Every line of the material below must be repeated exactly.

+ + + +

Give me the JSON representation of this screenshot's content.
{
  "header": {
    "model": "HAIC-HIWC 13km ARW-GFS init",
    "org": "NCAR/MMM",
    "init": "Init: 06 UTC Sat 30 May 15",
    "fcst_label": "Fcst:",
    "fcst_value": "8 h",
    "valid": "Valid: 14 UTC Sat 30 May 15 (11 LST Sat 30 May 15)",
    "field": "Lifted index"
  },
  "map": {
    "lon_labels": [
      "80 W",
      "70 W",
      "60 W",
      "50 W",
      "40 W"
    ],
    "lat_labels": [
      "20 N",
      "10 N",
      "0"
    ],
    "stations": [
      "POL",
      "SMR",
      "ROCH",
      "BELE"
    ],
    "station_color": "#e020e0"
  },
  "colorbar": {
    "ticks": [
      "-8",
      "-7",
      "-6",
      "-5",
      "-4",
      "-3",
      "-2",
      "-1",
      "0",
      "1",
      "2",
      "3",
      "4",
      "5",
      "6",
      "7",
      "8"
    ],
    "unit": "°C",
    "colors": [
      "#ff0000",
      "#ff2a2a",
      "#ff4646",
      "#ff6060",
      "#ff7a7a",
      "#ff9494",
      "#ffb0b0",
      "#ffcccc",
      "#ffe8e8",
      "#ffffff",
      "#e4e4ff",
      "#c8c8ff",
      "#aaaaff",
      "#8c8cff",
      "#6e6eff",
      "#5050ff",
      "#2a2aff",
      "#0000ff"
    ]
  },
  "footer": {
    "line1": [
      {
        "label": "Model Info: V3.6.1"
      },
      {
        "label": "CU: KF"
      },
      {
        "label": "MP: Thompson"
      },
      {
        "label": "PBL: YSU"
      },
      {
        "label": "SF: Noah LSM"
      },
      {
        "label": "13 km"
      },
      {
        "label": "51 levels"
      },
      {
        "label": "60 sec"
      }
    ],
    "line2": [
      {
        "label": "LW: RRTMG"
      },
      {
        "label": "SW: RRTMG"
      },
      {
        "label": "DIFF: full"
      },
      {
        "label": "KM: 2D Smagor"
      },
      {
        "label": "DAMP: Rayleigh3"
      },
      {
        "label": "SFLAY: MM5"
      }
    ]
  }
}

+ + + +

WORKED SOLUTION:
Give me the JSON representation of this screenshot's content.
{
  "header": {
    "model": "HAIC-HIWC 13km ARW-GFS init",
    "org": "NCAR/MMM",
    "init": "Init: 06 UTC Sat 30 May 15",
    "fcst_label": "Fcst:",
    "fcst_value": "8 h",
    "valid": "Valid: 14 UTC Sat 30 May 15 (11 LST Sat 30 May 15)",
    "field": "Lifted index"
  },
  "map": {
    "lon_labels": [
      "80 W",
      "70 W",
      "60 W",
      "50 W",
      "40 W"
    ],
    "lat_labels": [
      "20 N",
      "10 N",
      "0"
    ],
    "stations": [
      "POL",
      "SMR",
      "ROCH",
      "BELE"
    ],
    "station_color": "#e020e0"
  },
  "colorbar": {
    "ticks": [
      "-8",
      "-7",
      "-6",
      "-5",
      "-4",
      "-3",
      "-2",
      "-1",
      "0",
      "1",
      "2",
      "3",
      "4",
      "5",
      "6",
      "7",
      "8"
    ],
    "unit": "°C",
    "colors": [
      "#ff0000",
      "#ff2a2a",
      "#ff4646",
      "#ff6060",
      "#ff7a7a",
      "#ff9494",
      "#ffb0b0",
      "#ffcccc",
      "#ffe8e8",
      "#ffffff",
      "#e4e4ff",
      "#c8c8ff",
      "#aaaaff",
      "#8c8cff",
      "#6e6eff",
      "#5050ff",
      "#2a2aff",
      "#0000ff"
    ]
  },
  "footer": {
    "line1": [
      {
        "label": "Model Info: V3.6.1"
      },
      {
        "label": "CU: KF"
      },
      {
        "label": "MP: Thompson"
      },
      {
        "label": "PBL: YSU"
      },
      {
        "label": "SF: Noah LSM"
      },
      {
        "label": "13 km"
      },
      {
        "label": "51 levels"
      },
      {
        "label": "60 sec"
      }
    ],
    "line2": [
      {
        "label": "LW: RRTMG"
      },
      {
        "label": "SW: RRTMG"
      },
      {
        "label": "DIFF: full"
      },
      {
        "label": "KM: 2D Smagor"
      },
      {
        "label": "DAMP: Rayleigh3"
      },
      {
        "label": "SFLAY: MM5"
      }
    ]
  }
}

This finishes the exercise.